═══ Exercise input ═══

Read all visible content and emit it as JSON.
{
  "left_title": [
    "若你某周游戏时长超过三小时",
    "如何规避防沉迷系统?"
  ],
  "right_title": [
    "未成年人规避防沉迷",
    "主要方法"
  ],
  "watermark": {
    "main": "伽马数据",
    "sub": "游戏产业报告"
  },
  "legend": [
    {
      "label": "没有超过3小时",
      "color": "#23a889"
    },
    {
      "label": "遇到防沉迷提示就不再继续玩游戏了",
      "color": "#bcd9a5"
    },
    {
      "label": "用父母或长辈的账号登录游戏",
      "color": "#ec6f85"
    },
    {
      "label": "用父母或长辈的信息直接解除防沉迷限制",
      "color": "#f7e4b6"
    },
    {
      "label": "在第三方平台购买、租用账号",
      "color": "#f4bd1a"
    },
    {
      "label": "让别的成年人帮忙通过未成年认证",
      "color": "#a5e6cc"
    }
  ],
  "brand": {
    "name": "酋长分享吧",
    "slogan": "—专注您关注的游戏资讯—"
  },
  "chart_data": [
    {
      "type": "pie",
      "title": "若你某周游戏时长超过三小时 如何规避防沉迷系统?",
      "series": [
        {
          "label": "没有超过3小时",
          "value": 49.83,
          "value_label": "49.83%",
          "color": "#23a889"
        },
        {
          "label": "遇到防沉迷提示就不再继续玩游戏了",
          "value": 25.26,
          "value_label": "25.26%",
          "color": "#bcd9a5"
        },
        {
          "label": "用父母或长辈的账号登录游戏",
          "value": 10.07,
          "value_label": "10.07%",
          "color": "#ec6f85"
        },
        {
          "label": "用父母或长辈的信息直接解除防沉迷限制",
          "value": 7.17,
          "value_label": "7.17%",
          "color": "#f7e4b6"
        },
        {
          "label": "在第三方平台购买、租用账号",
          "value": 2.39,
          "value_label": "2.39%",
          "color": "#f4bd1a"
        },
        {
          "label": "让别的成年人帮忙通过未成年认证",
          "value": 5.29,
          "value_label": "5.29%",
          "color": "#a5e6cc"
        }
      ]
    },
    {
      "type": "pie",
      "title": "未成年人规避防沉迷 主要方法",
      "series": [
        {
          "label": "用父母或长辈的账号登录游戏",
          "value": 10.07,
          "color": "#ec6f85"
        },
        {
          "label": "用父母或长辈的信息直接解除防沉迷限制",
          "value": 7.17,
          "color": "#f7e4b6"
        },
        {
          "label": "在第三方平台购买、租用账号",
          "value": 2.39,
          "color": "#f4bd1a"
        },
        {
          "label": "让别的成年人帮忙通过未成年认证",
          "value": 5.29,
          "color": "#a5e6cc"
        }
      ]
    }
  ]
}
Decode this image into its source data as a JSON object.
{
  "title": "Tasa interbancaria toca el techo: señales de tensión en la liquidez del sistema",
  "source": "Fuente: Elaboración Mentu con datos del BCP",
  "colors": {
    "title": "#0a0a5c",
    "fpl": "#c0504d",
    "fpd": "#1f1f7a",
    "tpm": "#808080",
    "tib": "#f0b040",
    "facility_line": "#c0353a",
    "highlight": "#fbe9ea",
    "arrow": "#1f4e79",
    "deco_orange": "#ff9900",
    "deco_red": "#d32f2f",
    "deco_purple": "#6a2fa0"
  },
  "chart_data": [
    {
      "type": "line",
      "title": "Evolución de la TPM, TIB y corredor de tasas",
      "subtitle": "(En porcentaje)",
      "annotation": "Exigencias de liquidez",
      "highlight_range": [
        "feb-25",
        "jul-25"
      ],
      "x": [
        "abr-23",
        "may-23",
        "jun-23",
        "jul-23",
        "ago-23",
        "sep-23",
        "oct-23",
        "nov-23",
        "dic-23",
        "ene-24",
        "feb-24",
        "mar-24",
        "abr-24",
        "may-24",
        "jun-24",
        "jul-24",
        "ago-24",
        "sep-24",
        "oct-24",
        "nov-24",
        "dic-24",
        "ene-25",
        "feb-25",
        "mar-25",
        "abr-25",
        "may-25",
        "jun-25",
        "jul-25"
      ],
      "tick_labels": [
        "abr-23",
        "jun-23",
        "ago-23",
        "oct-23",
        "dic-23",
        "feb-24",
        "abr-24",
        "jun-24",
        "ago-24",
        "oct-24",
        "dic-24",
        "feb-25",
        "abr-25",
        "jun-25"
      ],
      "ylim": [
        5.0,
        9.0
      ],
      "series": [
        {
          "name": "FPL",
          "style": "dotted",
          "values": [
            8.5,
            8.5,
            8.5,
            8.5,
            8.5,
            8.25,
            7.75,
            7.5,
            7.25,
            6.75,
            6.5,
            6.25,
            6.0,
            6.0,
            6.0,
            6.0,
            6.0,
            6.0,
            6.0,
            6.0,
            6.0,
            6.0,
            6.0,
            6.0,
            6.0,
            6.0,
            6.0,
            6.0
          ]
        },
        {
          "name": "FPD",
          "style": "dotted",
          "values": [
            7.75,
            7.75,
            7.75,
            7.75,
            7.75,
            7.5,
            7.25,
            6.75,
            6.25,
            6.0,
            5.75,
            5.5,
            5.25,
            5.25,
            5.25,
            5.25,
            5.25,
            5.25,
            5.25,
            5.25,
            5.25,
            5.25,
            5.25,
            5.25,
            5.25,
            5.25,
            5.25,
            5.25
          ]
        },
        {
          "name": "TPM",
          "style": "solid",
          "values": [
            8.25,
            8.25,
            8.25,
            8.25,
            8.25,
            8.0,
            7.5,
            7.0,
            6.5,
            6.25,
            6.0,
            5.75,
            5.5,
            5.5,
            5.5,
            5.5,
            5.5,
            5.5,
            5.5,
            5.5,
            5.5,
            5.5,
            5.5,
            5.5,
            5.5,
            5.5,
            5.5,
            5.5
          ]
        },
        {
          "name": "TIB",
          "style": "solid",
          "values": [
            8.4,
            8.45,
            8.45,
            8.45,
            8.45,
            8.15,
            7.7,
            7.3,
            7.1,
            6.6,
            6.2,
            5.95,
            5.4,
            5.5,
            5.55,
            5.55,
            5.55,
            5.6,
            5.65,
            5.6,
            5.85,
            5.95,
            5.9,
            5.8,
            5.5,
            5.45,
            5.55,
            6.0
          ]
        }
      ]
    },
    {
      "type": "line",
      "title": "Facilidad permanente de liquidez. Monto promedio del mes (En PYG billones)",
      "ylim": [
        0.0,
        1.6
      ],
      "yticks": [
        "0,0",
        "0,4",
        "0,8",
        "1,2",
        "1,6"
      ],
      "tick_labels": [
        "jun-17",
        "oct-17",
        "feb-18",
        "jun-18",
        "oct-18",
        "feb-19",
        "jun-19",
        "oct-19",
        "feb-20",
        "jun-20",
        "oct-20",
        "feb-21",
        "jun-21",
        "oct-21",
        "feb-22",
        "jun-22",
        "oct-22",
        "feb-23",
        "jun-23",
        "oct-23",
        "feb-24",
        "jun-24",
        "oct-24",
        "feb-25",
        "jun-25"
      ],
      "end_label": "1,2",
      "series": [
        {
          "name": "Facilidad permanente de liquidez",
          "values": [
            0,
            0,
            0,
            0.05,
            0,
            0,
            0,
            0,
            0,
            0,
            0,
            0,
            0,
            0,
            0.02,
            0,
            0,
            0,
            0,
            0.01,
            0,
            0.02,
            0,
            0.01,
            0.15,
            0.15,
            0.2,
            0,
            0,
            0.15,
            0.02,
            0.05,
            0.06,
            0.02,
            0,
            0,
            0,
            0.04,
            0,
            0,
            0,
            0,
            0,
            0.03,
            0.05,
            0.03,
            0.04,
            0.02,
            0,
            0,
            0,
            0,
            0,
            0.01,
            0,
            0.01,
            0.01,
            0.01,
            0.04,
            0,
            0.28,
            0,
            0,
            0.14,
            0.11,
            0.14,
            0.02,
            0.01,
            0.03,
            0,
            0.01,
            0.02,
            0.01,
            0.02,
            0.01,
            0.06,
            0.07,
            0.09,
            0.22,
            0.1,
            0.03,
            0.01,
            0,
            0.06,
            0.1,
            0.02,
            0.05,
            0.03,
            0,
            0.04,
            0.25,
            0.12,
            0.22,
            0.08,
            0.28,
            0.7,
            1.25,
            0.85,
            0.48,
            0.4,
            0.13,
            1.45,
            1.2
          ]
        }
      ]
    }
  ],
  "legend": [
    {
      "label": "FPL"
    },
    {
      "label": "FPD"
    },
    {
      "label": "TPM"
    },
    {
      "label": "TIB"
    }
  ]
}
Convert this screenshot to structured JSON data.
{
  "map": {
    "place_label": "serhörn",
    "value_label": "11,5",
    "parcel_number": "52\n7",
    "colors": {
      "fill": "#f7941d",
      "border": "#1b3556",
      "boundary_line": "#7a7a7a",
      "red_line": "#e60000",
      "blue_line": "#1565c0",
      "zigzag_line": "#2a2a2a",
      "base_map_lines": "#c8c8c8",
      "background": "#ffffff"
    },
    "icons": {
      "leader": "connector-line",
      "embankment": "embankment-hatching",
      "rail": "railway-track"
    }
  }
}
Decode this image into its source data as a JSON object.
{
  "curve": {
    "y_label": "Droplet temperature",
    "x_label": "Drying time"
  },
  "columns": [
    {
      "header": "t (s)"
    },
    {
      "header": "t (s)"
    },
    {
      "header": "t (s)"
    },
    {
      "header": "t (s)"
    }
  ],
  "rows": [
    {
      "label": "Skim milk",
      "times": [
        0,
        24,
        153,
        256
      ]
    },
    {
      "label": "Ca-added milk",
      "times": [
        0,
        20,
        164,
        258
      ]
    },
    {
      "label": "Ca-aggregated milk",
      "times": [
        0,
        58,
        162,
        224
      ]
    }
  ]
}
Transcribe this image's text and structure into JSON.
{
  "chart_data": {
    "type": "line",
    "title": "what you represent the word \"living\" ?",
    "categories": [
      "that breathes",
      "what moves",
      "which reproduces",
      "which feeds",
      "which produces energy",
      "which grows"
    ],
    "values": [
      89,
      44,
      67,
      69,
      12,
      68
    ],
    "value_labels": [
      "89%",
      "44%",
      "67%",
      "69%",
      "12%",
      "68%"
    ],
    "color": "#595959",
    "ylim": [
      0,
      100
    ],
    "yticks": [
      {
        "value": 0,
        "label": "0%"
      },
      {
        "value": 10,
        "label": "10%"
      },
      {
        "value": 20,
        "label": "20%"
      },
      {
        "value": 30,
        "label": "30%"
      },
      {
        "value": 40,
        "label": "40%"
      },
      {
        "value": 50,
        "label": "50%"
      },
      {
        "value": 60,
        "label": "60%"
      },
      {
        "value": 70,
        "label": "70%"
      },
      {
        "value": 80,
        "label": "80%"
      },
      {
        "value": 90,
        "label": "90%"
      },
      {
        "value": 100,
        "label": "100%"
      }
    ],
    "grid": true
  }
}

═══

Report each line in the preceding entries that holds the string "what".

    "title": "what you represent the word \"living\" ?",
      "what moves",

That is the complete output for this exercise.